begin Input for this task
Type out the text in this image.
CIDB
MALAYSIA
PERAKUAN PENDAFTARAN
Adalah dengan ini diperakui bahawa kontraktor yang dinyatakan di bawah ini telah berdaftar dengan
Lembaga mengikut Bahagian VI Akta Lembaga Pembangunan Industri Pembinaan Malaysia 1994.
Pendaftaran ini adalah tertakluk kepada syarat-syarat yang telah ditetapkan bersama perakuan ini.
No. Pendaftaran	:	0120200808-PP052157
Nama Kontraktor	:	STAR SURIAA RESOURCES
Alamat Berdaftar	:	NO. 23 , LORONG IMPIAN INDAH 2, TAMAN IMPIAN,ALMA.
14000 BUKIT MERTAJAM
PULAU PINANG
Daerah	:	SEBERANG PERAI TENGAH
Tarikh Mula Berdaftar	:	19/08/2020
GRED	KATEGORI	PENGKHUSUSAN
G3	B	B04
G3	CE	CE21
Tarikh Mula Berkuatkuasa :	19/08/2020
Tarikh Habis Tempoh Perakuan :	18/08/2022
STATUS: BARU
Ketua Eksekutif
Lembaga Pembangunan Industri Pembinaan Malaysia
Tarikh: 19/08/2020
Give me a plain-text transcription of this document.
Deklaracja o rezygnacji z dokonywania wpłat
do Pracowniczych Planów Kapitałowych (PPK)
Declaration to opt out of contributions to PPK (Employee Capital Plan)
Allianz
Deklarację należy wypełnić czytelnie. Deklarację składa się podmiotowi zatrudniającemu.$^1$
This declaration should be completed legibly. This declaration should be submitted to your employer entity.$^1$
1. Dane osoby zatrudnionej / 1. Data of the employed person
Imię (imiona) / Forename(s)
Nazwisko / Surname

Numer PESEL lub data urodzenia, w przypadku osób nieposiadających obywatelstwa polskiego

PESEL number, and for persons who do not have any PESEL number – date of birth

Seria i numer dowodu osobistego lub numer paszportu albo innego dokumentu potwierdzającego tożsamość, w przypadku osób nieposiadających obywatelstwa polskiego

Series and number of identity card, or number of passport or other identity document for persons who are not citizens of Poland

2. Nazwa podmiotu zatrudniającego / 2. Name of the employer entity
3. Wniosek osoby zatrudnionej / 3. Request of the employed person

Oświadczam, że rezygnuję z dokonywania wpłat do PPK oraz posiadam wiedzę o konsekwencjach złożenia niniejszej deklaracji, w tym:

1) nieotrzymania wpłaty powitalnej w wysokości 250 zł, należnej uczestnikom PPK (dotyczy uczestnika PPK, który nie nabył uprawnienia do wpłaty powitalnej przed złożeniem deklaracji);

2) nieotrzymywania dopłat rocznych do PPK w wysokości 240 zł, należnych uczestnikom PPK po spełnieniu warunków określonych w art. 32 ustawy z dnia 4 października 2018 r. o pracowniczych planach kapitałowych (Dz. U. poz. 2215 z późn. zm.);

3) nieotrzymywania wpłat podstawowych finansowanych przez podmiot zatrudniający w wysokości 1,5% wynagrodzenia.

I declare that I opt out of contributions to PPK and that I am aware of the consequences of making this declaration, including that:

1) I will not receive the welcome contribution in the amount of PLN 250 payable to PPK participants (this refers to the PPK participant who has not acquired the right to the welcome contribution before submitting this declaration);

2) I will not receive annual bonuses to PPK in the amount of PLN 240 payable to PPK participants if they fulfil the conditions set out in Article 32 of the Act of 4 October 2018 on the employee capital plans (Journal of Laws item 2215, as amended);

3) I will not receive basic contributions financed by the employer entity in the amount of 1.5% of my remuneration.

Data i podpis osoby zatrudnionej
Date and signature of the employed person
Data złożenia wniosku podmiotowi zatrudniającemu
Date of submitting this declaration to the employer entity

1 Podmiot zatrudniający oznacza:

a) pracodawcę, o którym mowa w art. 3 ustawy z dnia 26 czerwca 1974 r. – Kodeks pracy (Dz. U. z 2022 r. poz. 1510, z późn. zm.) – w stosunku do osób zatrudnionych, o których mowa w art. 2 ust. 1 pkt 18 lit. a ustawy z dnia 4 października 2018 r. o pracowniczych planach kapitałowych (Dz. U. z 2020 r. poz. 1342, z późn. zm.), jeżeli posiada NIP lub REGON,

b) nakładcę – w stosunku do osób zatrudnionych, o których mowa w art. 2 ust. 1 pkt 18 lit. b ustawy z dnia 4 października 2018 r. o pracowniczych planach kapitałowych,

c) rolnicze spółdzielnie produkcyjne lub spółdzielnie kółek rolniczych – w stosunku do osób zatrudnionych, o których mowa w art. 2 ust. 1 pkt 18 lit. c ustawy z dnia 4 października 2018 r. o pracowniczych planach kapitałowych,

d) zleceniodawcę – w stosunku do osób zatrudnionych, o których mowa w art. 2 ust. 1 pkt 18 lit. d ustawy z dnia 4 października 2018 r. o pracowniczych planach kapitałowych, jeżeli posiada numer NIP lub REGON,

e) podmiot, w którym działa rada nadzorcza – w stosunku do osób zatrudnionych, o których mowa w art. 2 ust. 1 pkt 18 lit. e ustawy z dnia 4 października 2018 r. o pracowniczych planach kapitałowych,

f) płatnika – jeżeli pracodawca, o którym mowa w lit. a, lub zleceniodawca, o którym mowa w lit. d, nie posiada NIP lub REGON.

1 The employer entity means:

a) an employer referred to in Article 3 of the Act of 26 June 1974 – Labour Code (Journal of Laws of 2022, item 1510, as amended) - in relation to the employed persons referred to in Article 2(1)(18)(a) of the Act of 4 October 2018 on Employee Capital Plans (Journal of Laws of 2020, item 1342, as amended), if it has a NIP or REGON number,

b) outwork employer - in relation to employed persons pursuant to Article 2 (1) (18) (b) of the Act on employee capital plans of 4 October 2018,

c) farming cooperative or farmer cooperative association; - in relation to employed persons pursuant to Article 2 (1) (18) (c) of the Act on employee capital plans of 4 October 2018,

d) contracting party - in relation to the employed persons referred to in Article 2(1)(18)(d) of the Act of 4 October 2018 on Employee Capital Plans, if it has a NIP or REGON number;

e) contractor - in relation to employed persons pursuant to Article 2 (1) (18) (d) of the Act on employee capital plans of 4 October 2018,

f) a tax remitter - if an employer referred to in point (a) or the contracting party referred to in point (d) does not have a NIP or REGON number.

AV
end Input for this task
• _Prompt_
Across the material above, how many lines include the string "podmiotowi"? Only the number is wanted.

• _Result of the exercise_
2